作業項目 A>
道興准后に関する提示文のうち、「道興准后(どうこうじゅんご)」から「隠然たる力を持っていました。」までを一字一句違えずに書き写してください。
作業項目 B>
道興准后についての文章を、示された最後の文の後から書き進めてください。

提示文>
*-*-*

トップページへ仙台藩最後のお姫さまみちのくの文学風土
みちのくの和歌、遥かなりみちのくの指導者、凛たり武将歌人、伊達政宗
 
史都に刻んだ道興准后の想い出
2006年11月25日


 
  
 道興准后(どうこうじゅんご)は、左大臣近衛房嗣の子で、京都聖護院門跡などをつとめた室町後期の高僧です。室町幕府と密接な関係をもち、延徳二年(一四九〇)には足利義視(よしみ)の病気平癒を祈願し、その翌年には参陣して十代将軍将軍義稙を加持しています。さらに明応九年(一五〇〇)には参内して後土御門天皇の玉体を加持、熊野三山ならびに新熊野検校になるなど、隠然たる力を持っていました。
 文明十八年(一四八六)六月から約一年にわたって東国を巡歴し、その後は西国・四国巡歴の途に上るなど全国の名所旧跡を巡っています。東国巡歴の旅行記およびその詩文集は『廻国雑記』一巻として塙保己一編纂の『群書類従』に収められました。

*-*-*

提供資料>
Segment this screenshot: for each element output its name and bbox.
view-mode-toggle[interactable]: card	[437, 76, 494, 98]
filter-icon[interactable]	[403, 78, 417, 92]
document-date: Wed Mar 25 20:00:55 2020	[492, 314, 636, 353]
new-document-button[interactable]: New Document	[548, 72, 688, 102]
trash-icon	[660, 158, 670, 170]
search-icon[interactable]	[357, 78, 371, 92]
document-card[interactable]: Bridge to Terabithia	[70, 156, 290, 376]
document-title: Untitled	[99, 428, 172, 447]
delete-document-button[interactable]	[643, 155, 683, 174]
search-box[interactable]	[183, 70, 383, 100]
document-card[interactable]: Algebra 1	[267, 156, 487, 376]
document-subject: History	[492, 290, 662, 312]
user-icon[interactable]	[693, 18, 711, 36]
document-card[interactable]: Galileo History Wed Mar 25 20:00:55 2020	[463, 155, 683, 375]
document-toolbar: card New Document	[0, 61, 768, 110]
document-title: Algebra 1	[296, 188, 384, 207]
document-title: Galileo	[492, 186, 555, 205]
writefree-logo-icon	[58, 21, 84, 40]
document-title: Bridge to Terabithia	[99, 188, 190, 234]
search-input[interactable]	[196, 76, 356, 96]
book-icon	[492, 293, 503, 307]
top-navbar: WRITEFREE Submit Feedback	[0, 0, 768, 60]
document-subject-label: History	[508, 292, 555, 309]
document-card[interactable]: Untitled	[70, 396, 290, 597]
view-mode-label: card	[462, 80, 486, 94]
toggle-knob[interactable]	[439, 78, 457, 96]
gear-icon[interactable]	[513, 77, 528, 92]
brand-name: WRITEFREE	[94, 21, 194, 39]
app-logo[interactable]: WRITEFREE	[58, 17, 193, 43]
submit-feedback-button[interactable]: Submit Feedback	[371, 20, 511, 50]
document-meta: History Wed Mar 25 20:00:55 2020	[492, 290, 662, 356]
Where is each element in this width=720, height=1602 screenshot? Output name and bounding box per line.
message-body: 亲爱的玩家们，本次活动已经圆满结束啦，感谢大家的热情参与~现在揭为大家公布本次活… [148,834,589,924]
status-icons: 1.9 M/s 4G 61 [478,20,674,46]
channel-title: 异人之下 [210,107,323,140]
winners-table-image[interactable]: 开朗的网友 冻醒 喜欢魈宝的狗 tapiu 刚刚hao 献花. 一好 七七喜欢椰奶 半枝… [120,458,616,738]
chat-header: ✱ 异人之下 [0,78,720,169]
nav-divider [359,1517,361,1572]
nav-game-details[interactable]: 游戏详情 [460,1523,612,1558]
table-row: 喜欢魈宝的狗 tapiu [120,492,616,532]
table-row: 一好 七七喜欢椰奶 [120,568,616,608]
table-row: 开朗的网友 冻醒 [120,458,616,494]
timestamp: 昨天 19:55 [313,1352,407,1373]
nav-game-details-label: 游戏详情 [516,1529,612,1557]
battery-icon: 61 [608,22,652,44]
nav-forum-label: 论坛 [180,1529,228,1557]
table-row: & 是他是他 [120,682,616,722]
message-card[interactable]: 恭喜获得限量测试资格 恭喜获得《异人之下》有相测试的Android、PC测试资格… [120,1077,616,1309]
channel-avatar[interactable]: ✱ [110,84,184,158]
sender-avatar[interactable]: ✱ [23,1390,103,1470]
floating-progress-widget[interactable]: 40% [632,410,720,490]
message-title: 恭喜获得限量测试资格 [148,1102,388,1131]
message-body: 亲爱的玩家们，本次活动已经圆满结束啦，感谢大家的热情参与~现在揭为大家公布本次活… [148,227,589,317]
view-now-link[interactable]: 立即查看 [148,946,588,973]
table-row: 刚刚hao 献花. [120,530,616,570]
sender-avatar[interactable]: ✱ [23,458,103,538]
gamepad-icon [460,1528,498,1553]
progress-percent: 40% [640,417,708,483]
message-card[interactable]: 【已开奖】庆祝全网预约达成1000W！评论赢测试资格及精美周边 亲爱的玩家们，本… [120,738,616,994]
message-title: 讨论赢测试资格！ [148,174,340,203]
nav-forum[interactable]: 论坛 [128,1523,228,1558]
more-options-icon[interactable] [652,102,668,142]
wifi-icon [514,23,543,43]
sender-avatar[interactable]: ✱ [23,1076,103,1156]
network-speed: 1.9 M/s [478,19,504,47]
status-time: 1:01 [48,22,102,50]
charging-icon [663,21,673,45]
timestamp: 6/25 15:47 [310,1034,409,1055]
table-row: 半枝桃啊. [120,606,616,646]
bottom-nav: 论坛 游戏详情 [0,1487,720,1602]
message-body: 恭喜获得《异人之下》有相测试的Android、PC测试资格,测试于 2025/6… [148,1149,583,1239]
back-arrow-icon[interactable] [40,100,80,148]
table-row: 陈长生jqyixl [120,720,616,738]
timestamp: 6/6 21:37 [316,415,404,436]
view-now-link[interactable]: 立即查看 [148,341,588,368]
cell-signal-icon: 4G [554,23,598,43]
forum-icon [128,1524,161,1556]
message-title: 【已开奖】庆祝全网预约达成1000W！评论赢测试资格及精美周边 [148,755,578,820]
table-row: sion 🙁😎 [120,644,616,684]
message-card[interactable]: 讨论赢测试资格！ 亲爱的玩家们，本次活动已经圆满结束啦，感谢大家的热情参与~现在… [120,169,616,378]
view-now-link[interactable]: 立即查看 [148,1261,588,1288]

*-*-*

解答欄 A>
道興准后(どうこうじゅんご)は、左大臣近衛房嗣の子で、京都聖護院門跡などをつとめた室町後期の高僧です。室町幕府と密接な関係をもち、延徳二年(一四九〇)には足利義視(よしみ)の病気平癒を祈願し、その翌年には参陣して十代将軍将軍義稙を加持しています。さらに明応九年(一五〇〇)には参内して後土御門天皇の玉体を加持、熊野三山ならびに新熊野検校になるなど、隠然たる力を持っていました。

解答欄 B>
『廻国雑記』は、北陸路から関東へ入って武蔵国など各地をめぐり、駿河甲斐にも足をのばし、奥州松島までの旅を紀行文にまとめたもので、すぐれた和歌や漢詩などを多く納められています。特に、各地の地名をよみこんだ和歌は注目され、もろおか(利府町)、赤沼、西行がへり(長老坂)などの地名が見られます。
 文明十八年六月上旬の頃、東国への旅のためしばらく留守にするため、前将軍足利義政、九代将軍義尚にお暇ごいを申しお上げ、翌日義政へ二首を献じました。
  旅衣たつよりしぼる武蔵野の
           露や涙をはじめなるらむ
 それに対し義政から返歌が贈られました。
  思ひたつ富士の煙の末までも
           へだてぬ心たぐへてぞやる
 将軍義尚からも和歌が贈られました。
  思ひやれはじめてかはす言のはの
            富士の煙にたぐふ物とは
 道興は使者を待たせとりあえず返歌を贈りました。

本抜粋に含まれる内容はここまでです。